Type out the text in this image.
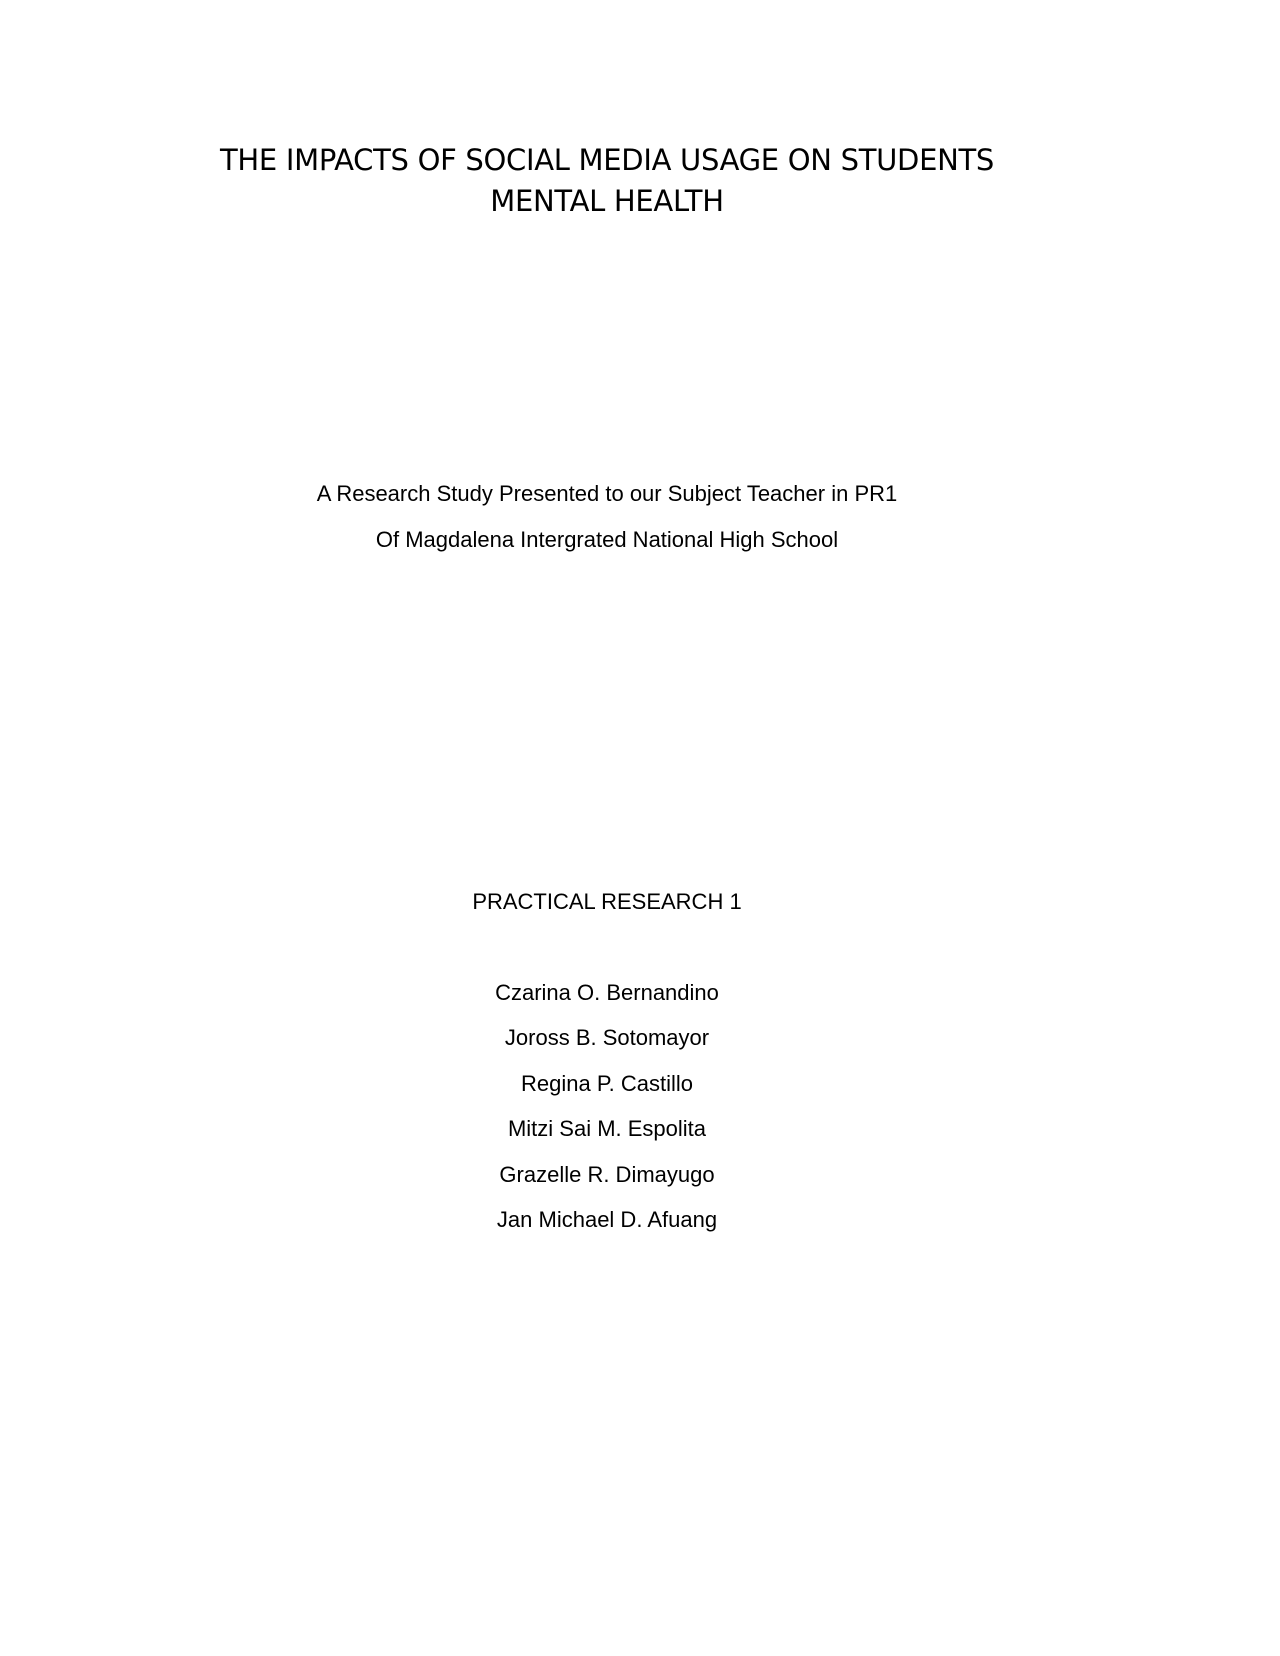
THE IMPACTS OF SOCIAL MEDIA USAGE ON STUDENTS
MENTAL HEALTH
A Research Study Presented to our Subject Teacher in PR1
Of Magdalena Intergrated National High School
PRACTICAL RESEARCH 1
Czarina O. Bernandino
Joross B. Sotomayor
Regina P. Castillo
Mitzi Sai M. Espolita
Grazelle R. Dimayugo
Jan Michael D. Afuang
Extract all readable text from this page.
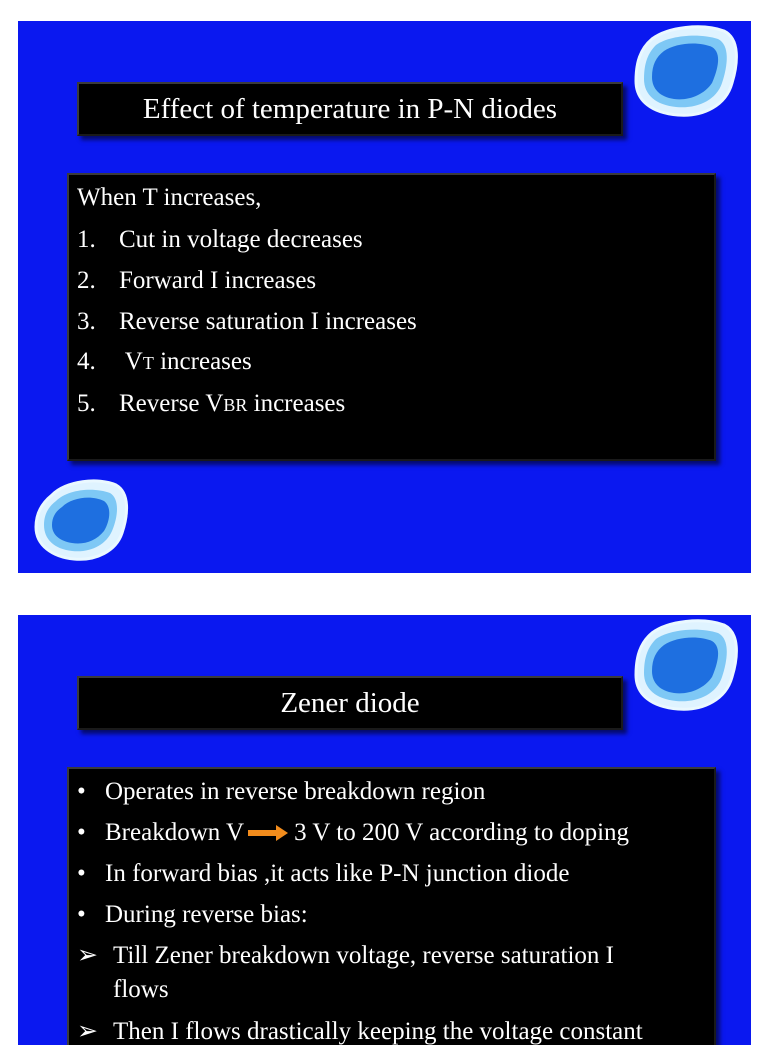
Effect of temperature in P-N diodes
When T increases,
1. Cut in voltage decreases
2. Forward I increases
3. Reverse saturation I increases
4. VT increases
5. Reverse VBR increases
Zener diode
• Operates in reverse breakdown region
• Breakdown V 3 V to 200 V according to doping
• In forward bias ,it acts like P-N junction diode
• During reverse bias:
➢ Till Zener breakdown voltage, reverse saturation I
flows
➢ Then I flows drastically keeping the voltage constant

============================================================

Request:
The entries above should be reproduced exactly, without their pictures.

Answer to the task:
Type out the text in this image.
THE IMPACTS OF SOCIAL MEDIA USAGE ON STUDENTS
MENTAL HEALTH
A Research Study Presented to our Subject Teacher in PR1
Of Magdalena Intergrated National High School
PRACTICAL RESEARCH 1
Czarina O. Bernandino
Joross B. Sotomayor
Regina P. Castillo
Mitzi Sai M. Espolita
Grazelle R. Dimayugo
Jan Michael D. Afuang
Extract all readable text from this page.
Effect of temperature in P-N diodes
When T increases,
1. Cut in voltage decreases
2. Forward I increases
3. Reverse saturation I increases
4. VT increases
5. Reverse VBR increases
Zener diode
• Operates in reverse breakdown region
• Breakdown V 3 V to 200 V according to doping
• In forward bias ,it acts like P-N junction diode
• During reverse bias:
➢ Till Zener breakdown voltage, reverse saturation I
flows
➢ Then I flows drastically keeping the voltage constant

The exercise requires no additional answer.